**What you need to do:** Quote every entry word for word.

**Data records:**
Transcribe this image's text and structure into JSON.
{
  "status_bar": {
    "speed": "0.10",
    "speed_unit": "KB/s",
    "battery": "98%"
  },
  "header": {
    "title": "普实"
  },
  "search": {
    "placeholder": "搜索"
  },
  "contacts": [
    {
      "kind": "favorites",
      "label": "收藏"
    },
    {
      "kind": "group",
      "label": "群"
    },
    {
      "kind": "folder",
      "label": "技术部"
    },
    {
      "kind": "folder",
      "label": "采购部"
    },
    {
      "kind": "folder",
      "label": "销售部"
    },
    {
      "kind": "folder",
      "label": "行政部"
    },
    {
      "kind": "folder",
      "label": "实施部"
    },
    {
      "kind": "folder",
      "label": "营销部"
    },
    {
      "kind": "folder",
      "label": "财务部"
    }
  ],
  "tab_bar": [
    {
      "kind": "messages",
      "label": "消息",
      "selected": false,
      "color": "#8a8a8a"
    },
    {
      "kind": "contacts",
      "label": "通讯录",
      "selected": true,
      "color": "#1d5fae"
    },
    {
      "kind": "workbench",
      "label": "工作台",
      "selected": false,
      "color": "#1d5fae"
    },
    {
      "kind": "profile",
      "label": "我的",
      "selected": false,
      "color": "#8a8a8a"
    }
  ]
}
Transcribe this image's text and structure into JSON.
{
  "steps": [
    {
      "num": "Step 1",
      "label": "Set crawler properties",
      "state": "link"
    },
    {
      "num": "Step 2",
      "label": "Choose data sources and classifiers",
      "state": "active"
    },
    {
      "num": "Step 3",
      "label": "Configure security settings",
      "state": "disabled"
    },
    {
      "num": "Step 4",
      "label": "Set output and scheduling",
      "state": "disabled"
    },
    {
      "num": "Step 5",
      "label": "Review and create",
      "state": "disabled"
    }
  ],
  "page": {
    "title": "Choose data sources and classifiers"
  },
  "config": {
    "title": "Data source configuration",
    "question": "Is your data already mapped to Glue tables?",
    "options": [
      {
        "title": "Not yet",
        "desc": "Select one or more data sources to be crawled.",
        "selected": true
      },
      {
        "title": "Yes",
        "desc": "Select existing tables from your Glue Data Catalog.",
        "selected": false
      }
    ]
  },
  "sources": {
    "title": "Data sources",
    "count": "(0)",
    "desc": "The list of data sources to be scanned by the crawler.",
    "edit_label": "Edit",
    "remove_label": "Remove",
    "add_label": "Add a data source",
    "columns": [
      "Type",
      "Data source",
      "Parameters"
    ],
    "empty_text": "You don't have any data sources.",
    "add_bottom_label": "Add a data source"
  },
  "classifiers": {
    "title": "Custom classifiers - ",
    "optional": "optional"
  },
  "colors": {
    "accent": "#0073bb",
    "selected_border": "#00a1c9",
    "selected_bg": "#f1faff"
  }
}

**Completed task:**
Transcribe this image's text and structure into JSON.
{
  "status_bar": {
    "speed": "0.10",
    "speed_unit": "KB/s",
    "battery": "98%"
  },
  "header": {
    "title": "普实"
  },
  "search": {
    "placeholder": "搜索"
  },
  "contacts": [
    {
      "kind": "favorites",
      "label": "收藏"
    },
    {
      "kind": "group",
      "label": "群"
    },
    {
      "kind": "folder",
      "label": "技术部"
    },
    {
      "kind": "folder",
      "label": "采购部"
    },
    {
      "kind": "folder",
      "label": "销售部"
    },
    {
      "kind": "folder",
      "label": "行政部"
    },
    {
      "kind": "folder",
      "label": "实施部"
    },
    {
      "kind": "folder",
      "label": "营销部"
    },
    {
      "kind": "folder",
      "label": "财务部"
    }
  ],
  "tab_bar": [
    {
      "kind": "messages",
      "label": "消息",
      "selected": false,
      "color": "#8a8a8a"
    },
    {
      "kind": "contacts",
      "label": "通讯录",
      "selected": true,
      "color": "#1d5fae"
    },
    {
      "kind": "workbench",
      "label": "工作台",
      "selected": false,
      "color": "#1d5fae"
    },
    {
      "kind": "profile",
      "label": "我的",
      "selected": false,
      "color": "#8a8a8a"
    }
  ]
}
Transcribe this image's text and structure into JSON.
{
  "steps": [
    {
      "num": "Step 1",
      "label": "Set crawler properties",
      "state": "link"
    },
    {
      "num": "Step 2",
      "label": "Choose data sources and classifiers",
      "state": "active"
    },
    {
      "num": "Step 3",
      "label": "Configure security settings",
      "state": "disabled"
    },
    {
      "num": "Step 4",
      "label": "Set output and scheduling",
      "state": "disabled"
    },
    {
      "num": "Step 5",
      "label": "Review and create",
      "state": "disabled"
    }
  ],
  "page": {
    "title": "Choose data sources and classifiers"
  },
  "config": {
    "title": "Data source configuration",
    "question": "Is your data already mapped to Glue tables?",
    "options": [
      {
        "title": "Not yet",
        "desc": "Select one or more data sources to be crawled.",
        "selected": true
      },
      {
        "title": "Yes",
        "desc": "Select existing tables from your Glue Data Catalog.",
        "selected": false
      }
    ]
  },
  "sources": {
    "title": "Data sources",
    "count": "(0)",
    "desc": "The list of data sources to be scanned by the crawler.",
    "edit_label": "Edit",
    "remove_label": "Remove",
    "add_label": "Add a data source",
    "columns": [
      "Type",
      "Data source",
      "Parameters"
    ],
    "empty_text": "You don't have any data sources.",
    "add_bottom_label": "Add a data source"
  },
  "classifiers": {
    "title": "Custom classifiers - ",
    "optional": "optional"
  },
  "colors": {
    "accent": "#0073bb",
    "selected_border": "#00a1c9",
    "selected_bg": "#f1faff"
  }
}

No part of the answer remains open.